Single-source programming (host and device code in same file)
Uses C++ lambdas for kernels
Implementations: Intel oneAPI DPC++, hipSYCL, ComputeCpp

Tensor Cores

Specialized matrix multiply-accumulate units on NVIDIA GPUs (Volta and later).

Operation: D = A * B + C
  A: 16x16 matrix (FP16)
  B: 16x16 matrix (FP16)
  C, D: 16x16 matrix (FP16 or FP32)

WMMA API

#include <mma.h>
using namespace nvcuda::wmma;

fragment<matrix_a, 16, 16, 16, half, row_major> a_frag;
fragment<matrix_b, 16, 16, 16, half, col_major> b_frag;
fragment<accumulator, 16, 16, 16, float> c_frag;

load_matrix_sync(a_frag, a_ptr, lda);
load_matrix_sync(b_frag, b_ptr, ldb);
fill_fragment(c_frag, 0.0f);
mma_sync(c_frag, a_frag, b_frag, c_frag);
store_matrix_sync(c_ptr, c_frag, ldc, mem_row_major);

Supported Precision (Hopper/Ada)

Input	Accumulator	Peak TFLOPS (H100)
FP16	FP32	~990
BF16	FP32	~990
TF32	FP32	~495
FP8	FP32	~1979
INT8	INT32	~1979 TOPS

Tensor cores are essential for deep learning training and inference workloads.

**PROVIDED MATERIAL**
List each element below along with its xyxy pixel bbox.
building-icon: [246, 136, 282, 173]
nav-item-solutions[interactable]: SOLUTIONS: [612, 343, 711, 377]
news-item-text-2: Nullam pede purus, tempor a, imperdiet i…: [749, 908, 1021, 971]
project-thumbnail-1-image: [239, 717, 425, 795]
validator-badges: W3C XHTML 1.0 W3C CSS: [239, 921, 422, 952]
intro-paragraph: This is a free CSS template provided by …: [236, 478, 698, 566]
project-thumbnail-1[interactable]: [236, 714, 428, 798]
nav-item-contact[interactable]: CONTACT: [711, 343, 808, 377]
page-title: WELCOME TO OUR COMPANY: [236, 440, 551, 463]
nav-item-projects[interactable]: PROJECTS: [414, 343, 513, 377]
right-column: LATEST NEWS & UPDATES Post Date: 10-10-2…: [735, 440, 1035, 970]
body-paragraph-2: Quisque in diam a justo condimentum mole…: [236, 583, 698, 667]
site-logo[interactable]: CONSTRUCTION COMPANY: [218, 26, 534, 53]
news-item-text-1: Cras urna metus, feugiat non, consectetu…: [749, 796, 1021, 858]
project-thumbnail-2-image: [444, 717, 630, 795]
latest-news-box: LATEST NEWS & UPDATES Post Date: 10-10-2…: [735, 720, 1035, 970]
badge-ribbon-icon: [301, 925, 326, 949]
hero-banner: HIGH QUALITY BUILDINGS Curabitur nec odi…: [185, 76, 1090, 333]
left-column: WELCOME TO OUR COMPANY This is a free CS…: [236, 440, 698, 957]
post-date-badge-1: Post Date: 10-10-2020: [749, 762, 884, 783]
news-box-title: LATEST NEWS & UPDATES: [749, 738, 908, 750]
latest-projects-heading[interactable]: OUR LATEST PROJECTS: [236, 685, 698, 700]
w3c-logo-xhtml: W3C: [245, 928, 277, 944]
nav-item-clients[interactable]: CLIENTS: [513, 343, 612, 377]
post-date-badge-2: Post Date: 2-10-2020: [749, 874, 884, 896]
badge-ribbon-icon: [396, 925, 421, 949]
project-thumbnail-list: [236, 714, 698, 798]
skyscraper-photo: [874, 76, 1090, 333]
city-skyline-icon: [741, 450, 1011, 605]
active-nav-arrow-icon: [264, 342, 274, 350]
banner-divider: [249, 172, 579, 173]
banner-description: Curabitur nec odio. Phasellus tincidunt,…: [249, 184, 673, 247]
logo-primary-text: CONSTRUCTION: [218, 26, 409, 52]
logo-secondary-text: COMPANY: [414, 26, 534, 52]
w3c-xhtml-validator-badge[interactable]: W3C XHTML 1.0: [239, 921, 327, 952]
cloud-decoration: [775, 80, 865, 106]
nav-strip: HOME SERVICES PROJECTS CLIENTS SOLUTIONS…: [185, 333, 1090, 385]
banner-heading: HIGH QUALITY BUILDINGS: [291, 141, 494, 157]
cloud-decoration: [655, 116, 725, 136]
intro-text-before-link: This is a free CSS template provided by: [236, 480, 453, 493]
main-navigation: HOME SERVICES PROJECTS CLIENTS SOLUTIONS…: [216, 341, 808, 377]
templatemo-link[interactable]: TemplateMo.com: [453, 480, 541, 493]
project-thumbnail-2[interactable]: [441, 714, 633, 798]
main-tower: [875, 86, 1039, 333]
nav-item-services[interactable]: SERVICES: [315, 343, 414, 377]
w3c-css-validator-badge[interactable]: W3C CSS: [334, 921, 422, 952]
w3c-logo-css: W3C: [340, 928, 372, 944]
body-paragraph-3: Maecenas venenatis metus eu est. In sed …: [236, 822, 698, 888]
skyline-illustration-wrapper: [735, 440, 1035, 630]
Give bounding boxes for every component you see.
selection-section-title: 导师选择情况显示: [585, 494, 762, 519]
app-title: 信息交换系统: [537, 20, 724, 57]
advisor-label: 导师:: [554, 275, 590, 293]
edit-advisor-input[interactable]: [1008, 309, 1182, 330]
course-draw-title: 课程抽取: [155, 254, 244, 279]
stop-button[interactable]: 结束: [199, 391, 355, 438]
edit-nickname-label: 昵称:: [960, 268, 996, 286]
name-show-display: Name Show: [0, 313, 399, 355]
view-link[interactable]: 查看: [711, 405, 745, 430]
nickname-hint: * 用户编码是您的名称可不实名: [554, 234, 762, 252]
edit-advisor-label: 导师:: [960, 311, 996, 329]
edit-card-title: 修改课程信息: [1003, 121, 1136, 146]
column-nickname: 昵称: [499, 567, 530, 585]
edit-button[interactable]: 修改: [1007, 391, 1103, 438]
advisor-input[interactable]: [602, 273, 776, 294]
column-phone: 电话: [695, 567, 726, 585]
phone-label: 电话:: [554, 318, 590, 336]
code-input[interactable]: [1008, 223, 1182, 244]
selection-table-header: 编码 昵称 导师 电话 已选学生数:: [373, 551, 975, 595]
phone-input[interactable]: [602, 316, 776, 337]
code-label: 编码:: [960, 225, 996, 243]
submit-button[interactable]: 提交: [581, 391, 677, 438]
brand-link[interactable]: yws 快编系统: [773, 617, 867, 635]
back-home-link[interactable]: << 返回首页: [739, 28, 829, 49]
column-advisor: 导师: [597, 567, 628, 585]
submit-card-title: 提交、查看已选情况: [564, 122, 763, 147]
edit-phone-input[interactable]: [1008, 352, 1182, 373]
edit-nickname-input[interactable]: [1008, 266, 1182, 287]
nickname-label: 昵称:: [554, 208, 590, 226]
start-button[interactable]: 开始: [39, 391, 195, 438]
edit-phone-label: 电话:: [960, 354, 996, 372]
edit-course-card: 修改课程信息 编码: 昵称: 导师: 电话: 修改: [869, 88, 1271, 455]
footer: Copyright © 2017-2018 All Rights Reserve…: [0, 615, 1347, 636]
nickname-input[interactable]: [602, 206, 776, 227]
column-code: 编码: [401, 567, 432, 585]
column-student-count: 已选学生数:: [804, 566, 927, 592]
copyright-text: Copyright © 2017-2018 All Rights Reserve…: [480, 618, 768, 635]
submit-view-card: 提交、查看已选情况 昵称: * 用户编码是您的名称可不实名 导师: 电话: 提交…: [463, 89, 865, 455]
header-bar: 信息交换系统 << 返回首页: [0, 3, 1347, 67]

**TASKS TO CARRY OUT**
**a.** Can you reproduce the stretch of the Tensor Cores text from "Single-source programming (host" through "(Volta and later)." word for word?
**b.** Could you rewrite the stretch of the records from their start through the line containing "26, 534, 53]", swapping "interactable" for "clickable" and keeping all else unchanged?

**RESPONSES TO THE EXERCISE**
**a.**
Single-source programming (host and device code in same file)
Uses C++ lambdas for kernels
Implementations: Intel oneAPI DPC++, hipSYCL, ComputeCpp

Tensor Cores

Specialized matrix multiply-accumulate units on NVIDIA GPUs (Volta and later).

**b.**
List each element below along with its xyxy pixel bbox.
building-icon: [246, 136, 282, 173]
nav-item-solutions[clickable]: SOLUTIONS: [612, 343, 711, 377]
news-item-text-2: Nullam pede purus, tempor a, imperdiet i…: [749, 908, 1021, 971]
project-thumbnail-1-image: [239, 717, 425, 795]
validator-badges: W3C XHTML 1.0 W3C CSS: [239, 921, 422, 952]
intro-paragraph: This is a free CSS template provided by …: [236, 478, 698, 566]
project-thumbnail-1[clickable]: [236, 714, 428, 798]
nav-item-contact[clickable]: CONTACT: [711, 343, 808, 377]
page-title: WELCOME TO OUR COMPANY: [236, 440, 551, 463]
nav-item-projects[clickable]: PROJECTS: [414, 343, 513, 377]
right-column: LATEST NEWS & UPDATES Post Date: 10-10-2…: [735, 440, 1035, 970]
body-paragraph-2: Quisque in diam a justo condimentum mole…: [236, 583, 698, 667]
site-logo[clickable]: CONSTRUCTION COMPANY: [218, 26, 534, 53]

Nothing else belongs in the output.